Extracted data entries:
--------------------------------------------------
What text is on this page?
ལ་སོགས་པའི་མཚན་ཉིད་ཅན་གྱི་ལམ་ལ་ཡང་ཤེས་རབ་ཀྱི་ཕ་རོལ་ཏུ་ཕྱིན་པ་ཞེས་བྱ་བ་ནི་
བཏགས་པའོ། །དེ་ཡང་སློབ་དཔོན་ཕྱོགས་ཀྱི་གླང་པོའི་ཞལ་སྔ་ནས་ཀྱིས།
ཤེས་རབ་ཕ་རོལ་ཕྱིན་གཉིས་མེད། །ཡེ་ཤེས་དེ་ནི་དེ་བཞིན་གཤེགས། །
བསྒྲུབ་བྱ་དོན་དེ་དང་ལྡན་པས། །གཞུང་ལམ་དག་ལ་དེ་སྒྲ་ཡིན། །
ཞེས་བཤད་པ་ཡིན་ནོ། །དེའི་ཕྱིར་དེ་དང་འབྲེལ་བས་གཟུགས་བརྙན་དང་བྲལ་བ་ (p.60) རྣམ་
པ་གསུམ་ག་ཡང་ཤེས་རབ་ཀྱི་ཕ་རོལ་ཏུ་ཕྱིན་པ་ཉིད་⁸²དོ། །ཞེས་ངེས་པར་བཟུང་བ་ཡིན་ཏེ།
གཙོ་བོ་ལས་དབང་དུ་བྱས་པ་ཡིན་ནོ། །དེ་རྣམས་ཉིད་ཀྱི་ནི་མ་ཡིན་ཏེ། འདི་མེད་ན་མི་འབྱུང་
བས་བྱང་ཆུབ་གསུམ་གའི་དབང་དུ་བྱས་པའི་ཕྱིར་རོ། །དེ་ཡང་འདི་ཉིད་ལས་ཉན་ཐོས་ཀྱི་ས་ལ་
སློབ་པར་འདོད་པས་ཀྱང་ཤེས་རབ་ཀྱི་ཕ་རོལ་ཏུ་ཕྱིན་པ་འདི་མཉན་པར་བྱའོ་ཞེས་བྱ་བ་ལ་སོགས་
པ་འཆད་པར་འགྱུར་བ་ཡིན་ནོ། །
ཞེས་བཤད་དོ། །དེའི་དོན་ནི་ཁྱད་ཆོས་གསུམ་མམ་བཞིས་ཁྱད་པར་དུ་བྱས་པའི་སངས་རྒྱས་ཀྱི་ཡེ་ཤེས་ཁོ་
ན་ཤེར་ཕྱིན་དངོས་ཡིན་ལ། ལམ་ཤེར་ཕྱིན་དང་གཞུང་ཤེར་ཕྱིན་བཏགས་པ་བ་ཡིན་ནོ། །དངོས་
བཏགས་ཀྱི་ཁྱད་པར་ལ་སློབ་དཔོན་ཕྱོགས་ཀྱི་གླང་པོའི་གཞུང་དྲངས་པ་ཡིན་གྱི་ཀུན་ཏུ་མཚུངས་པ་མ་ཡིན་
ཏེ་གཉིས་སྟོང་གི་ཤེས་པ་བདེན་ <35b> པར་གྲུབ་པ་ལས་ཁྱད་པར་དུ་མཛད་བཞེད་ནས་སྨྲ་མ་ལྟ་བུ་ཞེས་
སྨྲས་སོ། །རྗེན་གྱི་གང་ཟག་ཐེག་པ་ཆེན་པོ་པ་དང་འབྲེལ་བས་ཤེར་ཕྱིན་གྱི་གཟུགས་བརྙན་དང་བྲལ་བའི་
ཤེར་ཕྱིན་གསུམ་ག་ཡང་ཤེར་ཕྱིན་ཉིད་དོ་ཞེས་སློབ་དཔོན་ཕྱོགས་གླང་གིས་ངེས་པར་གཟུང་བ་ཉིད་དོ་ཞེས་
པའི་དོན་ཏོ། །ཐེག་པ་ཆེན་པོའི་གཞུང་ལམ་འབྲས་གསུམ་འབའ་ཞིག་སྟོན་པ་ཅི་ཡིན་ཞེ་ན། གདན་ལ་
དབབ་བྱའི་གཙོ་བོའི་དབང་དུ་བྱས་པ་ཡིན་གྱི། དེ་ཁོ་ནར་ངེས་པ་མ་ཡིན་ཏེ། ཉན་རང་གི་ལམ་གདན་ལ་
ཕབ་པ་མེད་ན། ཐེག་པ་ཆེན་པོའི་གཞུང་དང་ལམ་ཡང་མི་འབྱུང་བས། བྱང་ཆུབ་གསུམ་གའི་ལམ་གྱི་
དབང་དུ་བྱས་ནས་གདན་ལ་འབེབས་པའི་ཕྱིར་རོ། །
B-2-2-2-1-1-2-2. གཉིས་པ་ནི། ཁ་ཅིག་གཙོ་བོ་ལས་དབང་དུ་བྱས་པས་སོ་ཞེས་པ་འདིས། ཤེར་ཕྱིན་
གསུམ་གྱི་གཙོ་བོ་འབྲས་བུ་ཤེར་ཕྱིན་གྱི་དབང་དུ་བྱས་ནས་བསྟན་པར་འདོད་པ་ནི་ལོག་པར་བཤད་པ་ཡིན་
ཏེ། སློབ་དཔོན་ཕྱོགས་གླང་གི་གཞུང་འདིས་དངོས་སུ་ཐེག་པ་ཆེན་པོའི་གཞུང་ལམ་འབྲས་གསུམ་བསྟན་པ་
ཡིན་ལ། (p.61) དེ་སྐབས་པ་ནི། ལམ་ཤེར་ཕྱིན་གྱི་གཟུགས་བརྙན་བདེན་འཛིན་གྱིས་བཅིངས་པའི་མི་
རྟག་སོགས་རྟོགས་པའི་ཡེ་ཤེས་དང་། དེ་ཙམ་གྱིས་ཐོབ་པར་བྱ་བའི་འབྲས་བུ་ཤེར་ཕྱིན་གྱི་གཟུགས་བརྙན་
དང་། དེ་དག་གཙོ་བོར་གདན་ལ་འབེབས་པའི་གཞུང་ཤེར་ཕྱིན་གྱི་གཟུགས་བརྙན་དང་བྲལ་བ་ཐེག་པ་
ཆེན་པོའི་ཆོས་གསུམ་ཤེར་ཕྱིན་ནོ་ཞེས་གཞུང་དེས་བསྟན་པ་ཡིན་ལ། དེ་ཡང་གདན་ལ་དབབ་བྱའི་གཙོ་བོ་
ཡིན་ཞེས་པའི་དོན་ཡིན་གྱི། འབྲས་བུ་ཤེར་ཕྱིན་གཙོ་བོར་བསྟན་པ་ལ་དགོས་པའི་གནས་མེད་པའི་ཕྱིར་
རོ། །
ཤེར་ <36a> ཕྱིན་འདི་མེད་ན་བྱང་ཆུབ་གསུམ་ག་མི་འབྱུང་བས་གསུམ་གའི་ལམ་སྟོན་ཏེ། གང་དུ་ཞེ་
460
--------------------------------------------------
*Problem to solve*: From the material above, copy each line that includes the word "བཏགས".

*Response below*:
བཏགས་པའོ། །དེ་ཡང་སློབ་དཔོན་ཕྱོགས་ཀྱི་གླང་པོའི་ཞལ་སྔ་ནས་ཀྱིས།
ན་ཤེར་ཕྱིན་དངོས་ཡིན་ལ། ལམ་ཤེར་ཕྱིན་དང་གཞུང་ཤེར་ཕྱིན་བཏགས་པ་བ་ཡིན་ནོ། །དངོས་
བཏགས་ཀྱི་ཁྱད་པར་ལ་སློབ་དཔོན་ཕྱོགས་ཀྱི་གླང་པོའི་གཞུང་དྲངས་པ་ཡིན་གྱི་ཀུན་ཏུ་མཚུངས་པ་མ་ཡིན་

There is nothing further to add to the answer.